__Source material__

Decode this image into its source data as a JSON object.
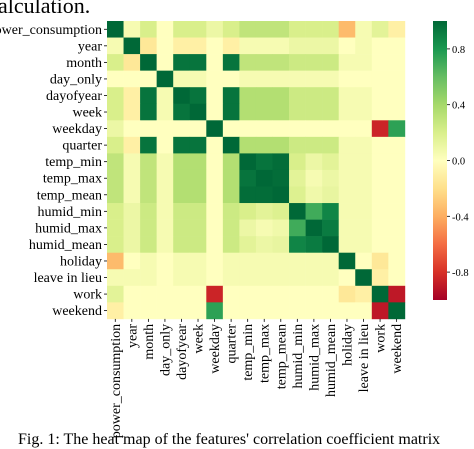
{
  "caption_top": "alculation.",
  "caption_bottom": "Fig. 1: The heat map of the features' correlation coefficient matrix",
  "chart_data": {
    "type": "heatmap",
    "title": "",
    "labels": [
      "power_consumption",
      "year",
      "month",
      "day_only",
      "dayofyear",
      "week",
      "weekday",
      "quarter",
      "temp_min",
      "temp_max",
      "temp_mean",
      "humid_min",
      "humid_max",
      "humid_mean",
      "holiday",
      "leave in lieu",
      "work",
      "weekend"
    ],
    "colorbar": {
      "ticks": [
        0.8,
        0.4,
        0.0,
        -0.4,
        -0.8
      ],
      "tick_labels": [
        "0.8",
        "0.4",
        "0.0",
        "-0.4",
        "-0.8"
      ],
      "range": [
        -1,
        1
      ]
    },
    "colorscale": [
      "#a50026",
      "#d73027",
      "#f46d43",
      "#fdae61",
      "#fee08b",
      "#ffffbf",
      "#d9ef8b",
      "#a6d96a",
      "#66bd63",
      "#1a9850",
      "#006837"
    ],
    "matrix": [
      [
        1.0,
        0.05,
        0.2,
        0.0,
        0.2,
        0.2,
        0.1,
        0.2,
        0.3,
        0.3,
        0.3,
        0.2,
        0.2,
        0.2,
        -0.35,
        0.05,
        0.15,
        -0.1
      ],
      [
        0.05,
        1.0,
        -0.15,
        0.0,
        -0.1,
        -0.1,
        0.0,
        -0.1,
        0.05,
        0.05,
        0.05,
        0.1,
        0.1,
        0.1,
        0.0,
        0.05,
        0.0,
        0.0
      ],
      [
        0.2,
        -0.15,
        1.0,
        0.0,
        0.95,
        0.95,
        0.0,
        0.95,
        0.3,
        0.3,
        0.3,
        0.25,
        0.25,
        0.25,
        0.05,
        0.05,
        0.0,
        0.0
      ],
      [
        0.0,
        0.0,
        0.0,
        1.0,
        0.05,
        0.05,
        0.0,
        0.0,
        0.05,
        0.05,
        0.05,
        0.05,
        0.05,
        0.05,
        0.0,
        0.0,
        0.0,
        0.0
      ],
      [
        0.2,
        -0.1,
        0.95,
        0.05,
        1.0,
        0.95,
        0.0,
        0.95,
        0.35,
        0.35,
        0.35,
        0.25,
        0.25,
        0.25,
        0.05,
        0.05,
        0.0,
        0.0
      ],
      [
        0.2,
        -0.1,
        0.95,
        0.05,
        0.95,
        1.0,
        0.0,
        0.95,
        0.35,
        0.35,
        0.35,
        0.25,
        0.25,
        0.25,
        0.05,
        0.05,
        0.0,
        0.0
      ],
      [
        0.1,
        0.0,
        0.0,
        0.0,
        0.0,
        0.0,
        1.0,
        0.0,
        0.0,
        0.0,
        0.0,
        0.0,
        0.0,
        0.0,
        0.0,
        0.0,
        -0.85,
        0.75
      ],
      [
        0.2,
        -0.1,
        0.95,
        0.0,
        0.95,
        0.95,
        0.0,
        1.0,
        0.35,
        0.35,
        0.35,
        0.25,
        0.25,
        0.25,
        0.05,
        0.05,
        0.0,
        0.0
      ],
      [
        0.3,
        0.05,
        0.3,
        0.05,
        0.35,
        0.35,
        0.0,
        0.35,
        1.0,
        0.95,
        0.98,
        0.2,
        0.1,
        0.15,
        0.05,
        0.05,
        0.0,
        0.0
      ],
      [
        0.3,
        0.05,
        0.3,
        0.05,
        0.35,
        0.35,
        0.0,
        0.35,
        0.95,
        1.0,
        0.98,
        0.15,
        0.05,
        0.1,
        0.05,
        0.05,
        0.0,
        0.0
      ],
      [
        0.3,
        0.05,
        0.3,
        0.05,
        0.35,
        0.35,
        0.0,
        0.35,
        0.98,
        0.98,
        1.0,
        0.18,
        0.08,
        0.12,
        0.05,
        0.05,
        0.0,
        0.0
      ],
      [
        0.2,
        0.1,
        0.25,
        0.05,
        0.25,
        0.25,
        0.0,
        0.25,
        0.2,
        0.15,
        0.18,
        1.0,
        0.7,
        0.88,
        0.05,
        0.05,
        0.0,
        0.0
      ],
      [
        0.2,
        0.1,
        0.25,
        0.05,
        0.25,
        0.25,
        0.0,
        0.25,
        0.1,
        0.05,
        0.08,
        0.7,
        1.0,
        0.92,
        0.05,
        0.05,
        0.0,
        0.0
      ],
      [
        0.2,
        0.1,
        0.25,
        0.05,
        0.25,
        0.25,
        0.0,
        0.25,
        0.15,
        0.1,
        0.12,
        0.88,
        0.92,
        1.0,
        0.05,
        0.05,
        0.0,
        0.0
      ],
      [
        -0.35,
        0.0,
        0.05,
        0.0,
        0.05,
        0.05,
        0.0,
        0.05,
        0.05,
        0.05,
        0.05,
        0.05,
        0.05,
        0.05,
        1.0,
        0.0,
        -0.15,
        0.0
      ],
      [
        0.05,
        0.05,
        0.05,
        0.0,
        0.05,
        0.05,
        0.0,
        0.05,
        0.05,
        0.05,
        0.05,
        0.05,
        0.05,
        0.05,
        0.0,
        1.0,
        -0.1,
        0.0
      ],
      [
        0.15,
        0.0,
        0.0,
        0.0,
        0.0,
        0.0,
        -0.85,
        0.0,
        0.0,
        0.0,
        0.0,
        0.0,
        0.0,
        0.0,
        -0.15,
        -0.1,
        1.0,
        -0.9
      ],
      [
        -0.1,
        0.0,
        0.0,
        0.0,
        0.0,
        0.0,
        0.75,
        0.0,
        0.0,
        0.0,
        0.0,
        0.0,
        0.0,
        0.0,
        0.0,
        0.0,
        -0.9,
        1.0
      ]
    ]
  }
}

__Objective__
Which lines in the listing above hold the word "matrix"? Show each of them.

__Result__
  "caption_bottom": "Fig. 1: The heat map of the features' correlation coefficient matrix",
    "matrix": [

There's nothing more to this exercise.